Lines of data
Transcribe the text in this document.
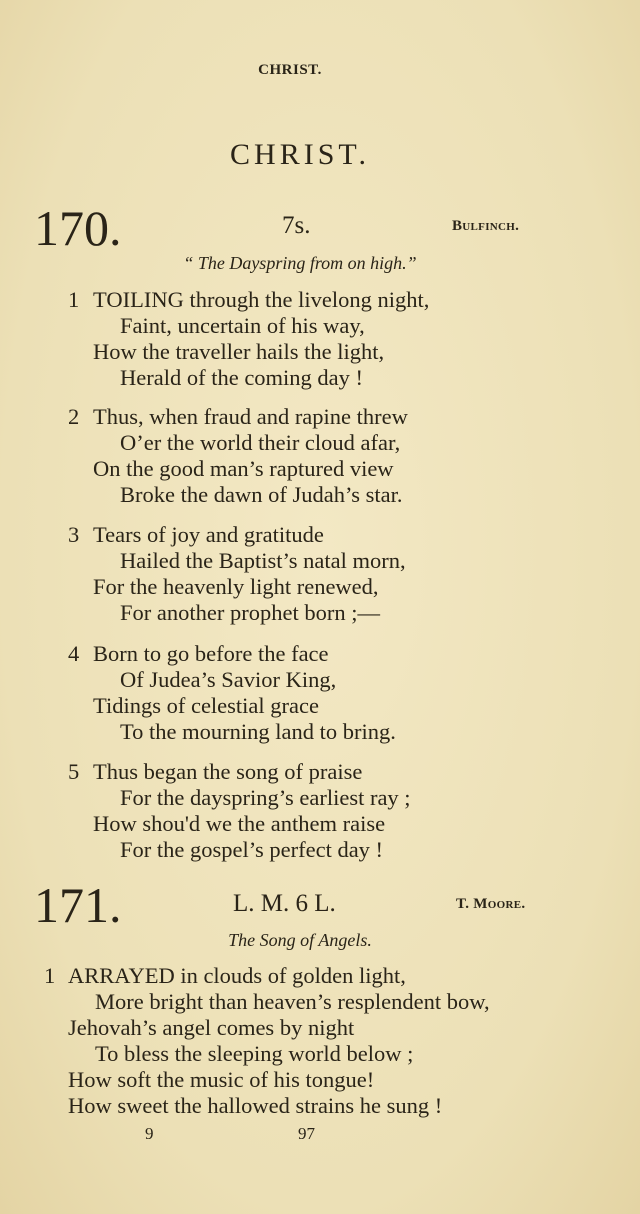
CHRIST.
CHRIST.
170.	7s.	Bulfinch.
“ The Dayspring from on high.”
1 TOILING through the livelong night,
Faint, uncertain of his way,
How the traveller hails the light,
Herald of the coming day !
2 Thus, when fraud and rapine threw
O’er the world their cloud afar,
On the good man’s raptured view
Broke the dawn of Judah’s star.
3 Tears of joy and gratitude
Hailed the Baptist’s natal morn,
For the heavenly light renewed,
For another prophet born ;—
4 Born to go before the face
Of Judea’s Savior King,
Tidings of celestial grace
To the mourning land to bring.
5 Thus began the song of praise
For the dayspring’s earliest ray ;
How shou'd we the anthem raise
For the gospel’s perfect day !
171.	L. M. 6 L.	T. Moore.
The Song of Angels.
1 ARRAYED in clouds of golden light,
More bright than heaven’s resplendent bow,
Jehovah’s angel comes by night
To bless the sleeping world below ;
How soft the music of his tongue!
How sweet the hallowed strains he sung !
9	97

AIM
Transcribe the listing in full. Omit the pictures and keep every line exact.

EXERCISE RESPONSE
Transcribe the text in this document.
CHRIST.
CHRIST.
170.	7s.	Bulfinch.
“ The Dayspring from on high.”
1 TOILING through the livelong night,
Faint, uncertain of his way,
How the traveller hails the light,
Herald of the coming day !
2 Thus, when fraud and rapine threw
O’er the world their cloud afar,
On the good man’s raptured view
Broke the dawn of Judah’s star.
3 Tears of joy and gratitude
Hailed the Baptist’s natal morn,
For the heavenly light renewed,
For another prophet born ;—
4 Born to go before the face
Of Judea’s Savior King,
Tidings of celestial grace
To the mourning land to bring.
5 Thus began the song of praise
For the dayspring’s earliest ray ;
How shou'd we the anthem raise
For the gospel’s perfect day !
171.	L. M. 6 L.	T. Moore.
The Song of Angels.
1 ARRAYED in clouds of golden light,
More bright than heaven’s resplendent bow,
Jehovah’s angel comes by night
To bless the sleeping world below ;
How soft the music of his tongue!
How sweet the hallowed strains he sung !
9	97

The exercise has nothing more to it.